Inzwischen ist Zehnter 48 Jahre alt und ein Fußball-Greis. Während Gleichaltrige allenfalls wegen der anschließenden Geselligkeit in der Altherrenliga kicken, mischt Zehnter noch immer in der Punktspielrunde mit. Vorigen Sommer hat er sich dem SV Gelchsheim angeschlossen und schon wieder ist er mit seiner Mannschaft aufgestiegen: Dieser Tage gelang den Gelchsheimern in der Relegation der Sprung von der A-Klasse in die Kreisklasse. Zehnter überragte in der entscheidenden Partie gegen die DJK Effeldorf (Endstand 2:0) auf der Position des Liberos. Er beherrschte die Zweikämpfe und trieb die jungen Mitspieler an. „Er strahlt so viel Ruhe aus“, sagt Gelchsheims Trainer Christian Högler: „Die anderen werden dadurch in allen ihren Aktionen sicherer.“ Zustande gekommen war die Verbindung zwischen Zehnter und dem SV Gelchsheim durch einen Zufall: Im vergangenen Jahr auf einer Hochzeitsfeier, wo Högler und Zehnter zu den Gästen zählten, hatte Gelchsheims Bürgermeister Hermann Geßner den Vereinswechsel ins Gespräch gebracht. „Ich dachte erst, ich höre nicht richtig“, sagt Zehnter heute, der zuletzt nur noch für die Altherren-Mannschaft Sonderhofens spielte und sich in diesem Seniorenzirkel meist nicht ausgelastet fühlte.
..........
Aufgaben:
[A] Beantworte folgende Fragen zum Text über Zehnter, jede in einer eigenen Zeile:
(i) Wie alt ist Zehnter?
(ii) Gegen welche Mannschaft spielte Gelchsheim in der entscheidenden Partie der Relegation, und wie lautete der Endstand?
(iii) Wer brachte auf der Hochzeitsfeier den Vereinswechsel ins Gespräch?
[B] Schreibe den Text über Zehnter nach seinem letzten Satz weiter.
..........
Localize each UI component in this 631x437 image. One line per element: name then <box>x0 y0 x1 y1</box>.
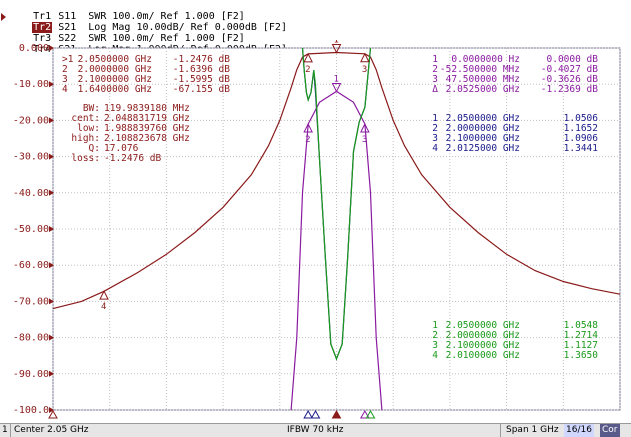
marker-value: -1.2369 dB <box>541 84 598 95</box>
trace-header-list: Tr1 S11 SWR 100.0m/ Ref 1.000 [F2] Tr2 S… <box>0 0 631 55</box>
marker-frequency: 2.0125000 GHz <box>446 143 520 154</box>
status-bar: 1 Center 2.05 GHz IFBW 70 kHz Span 1 GHz… <box>0 423 631 437</box>
y-tick-label: -40.00 <box>13 188 49 199</box>
marker-id: 4 <box>432 350 438 361</box>
marker-id: 4 <box>62 84 68 95</box>
marker-label: 3 <box>362 65 367 75</box>
marker-label: 2 <box>305 135 310 145</box>
trace-plot[interactable]: 0.000 -10.00 -20.00 -30.00 -40.00 -50.00 -60.0… <box>0 40 631 423</box>
stimulus-marker-icon[interactable] <box>303 409 314 419</box>
stimulus-marker-icon[interactable] <box>310 409 321 419</box>
marker-label: 3 <box>362 135 367 145</box>
marker-frequency: 1.6400000 GHz <box>78 84 152 95</box>
trace-header-tr2[interactable]: Tr2 S21 Log Mag 10.00dB/ Ref 0.000dB [F2… <box>8 11 287 33</box>
y-tick-label: -20.00 <box>13 115 49 126</box>
marker-frequency: 2.0100000 GHz <box>446 350 520 361</box>
center-frequency[interactable]: Center 2.05 GHz <box>14 424 89 437</box>
marker-label: 4 <box>101 302 106 312</box>
stat-label: loss: <box>71 153 100 164</box>
active-trace-arrow-icon <box>1 13 6 21</box>
y-tick-label: -100.0 <box>13 405 49 416</box>
y-tick-label: 0.000 <box>19 43 49 54</box>
trace-header-tr1[interactable]: Tr1 S11 SWR 100.0m/ Ref 1.000 [F2] <box>8 0 245 22</box>
if-bandwidth[interactable]: IFBW 70 kHz <box>287 424 343 437</box>
marker-id: 4 <box>432 143 438 154</box>
sweep-counter[interactable]: 16/16 <box>564 424 594 437</box>
marker-value: 1.3650 <box>564 350 599 361</box>
y-tick-label: -60.00 <box>13 260 49 271</box>
y-tick-label: -90.00 <box>13 369 49 380</box>
y-tick-label: -10.00 <box>13 79 49 90</box>
correction-badge[interactable]: Cor <box>600 424 620 437</box>
status-divider <box>500 424 501 437</box>
marker-label: 1 <box>334 74 339 84</box>
y-tick-label: -80.00 <box>13 333 49 344</box>
marker-value: -67.155 dB <box>173 84 230 95</box>
stimulus-marker-icon[interactable] <box>331 409 342 419</box>
channel-number[interactable]: 1 <box>2 424 8 437</box>
span-frequency[interactable]: Span 1 GHz <box>506 424 559 437</box>
y-tick-label: -30.00 <box>13 152 49 163</box>
stat-value: -1.2476 dB <box>104 153 161 164</box>
y-tick-label: -50.00 <box>13 224 49 235</box>
y-axis-labels: 0.000 -10.00 -20.00 -30.00 -40.00 -50.00 -60.0… <box>13 43 54 416</box>
marker-id: Δ <box>432 84 438 95</box>
trace-header-tr3[interactable]: Tr3 S22 SWR 100.0m/ Ref 1.000 [F2] <box>8 22 245 44</box>
marker-label: 1 <box>334 40 339 46</box>
status-divider <box>10 424 11 437</box>
marker-frequency: 2.0525000 GHz <box>446 84 520 95</box>
marker-label: 2 <box>305 65 310 75</box>
y-tick-label: -70.00 <box>13 296 49 307</box>
marker-value: 1.3441 <box>564 143 599 154</box>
..........
Lösungen:
[A]
(i) 48 Jahre
(ii) Gegen die DJK Effeldorf; der Endstand lautete 2:0.
(iii) Gelchsheims Bürgermeister Hermann Geßner

[B]
Georg Zehnter über die Liebe zum Fußball
Aus der fixen Idee des Bürgermeisters entwickelten sich alsbald konkrete Pläne. Högler und Zehnter kannten sich seit langem: Gelchsheims Trainer spielte einst in Hopferstadt und Sonderhofen – zu jener Zeit, als Zehnter in den Vereinen tätig war. Nun sollten die Rollen umgekehrt vergeben sein. Högler konnte den Routinier in seinem kleinen Mannschaftskader gut gebrauchen, und Zehnter bekam wieder eine Herausforderung. „Auf dem Platz kann ich mich austoben“, sagt der 48-Jährige: „Ich spiele für mein Leben gern und kann es einfach nicht lassen.“ Mit dem Trainer hatte er sich darauf verständigt, als Aushilfe einzutreten, wenn wieder einmal dringende Not am Mann bestünde. War Gelchsheims Aufgebot an einem Sonntag üppig genug, setzte sich Zehnter auf die Reservebank. Ein Jüngerer, der genauso beständig trainiert hatte, sollte seinetwegen nicht den Platz im Team verlieren. In der Summe der abgelaufenen Saison kam Zehnter – manchmal als Libero, meistens als Umschaltspieler vor der Abwehr – bei der Hälfte aller Spiele zum Einsatz. Es wären einige mehr geworden, hätte er sich im Laufe der Runde nicht noch zweimal Blessuren an den Muskeln zugezogen.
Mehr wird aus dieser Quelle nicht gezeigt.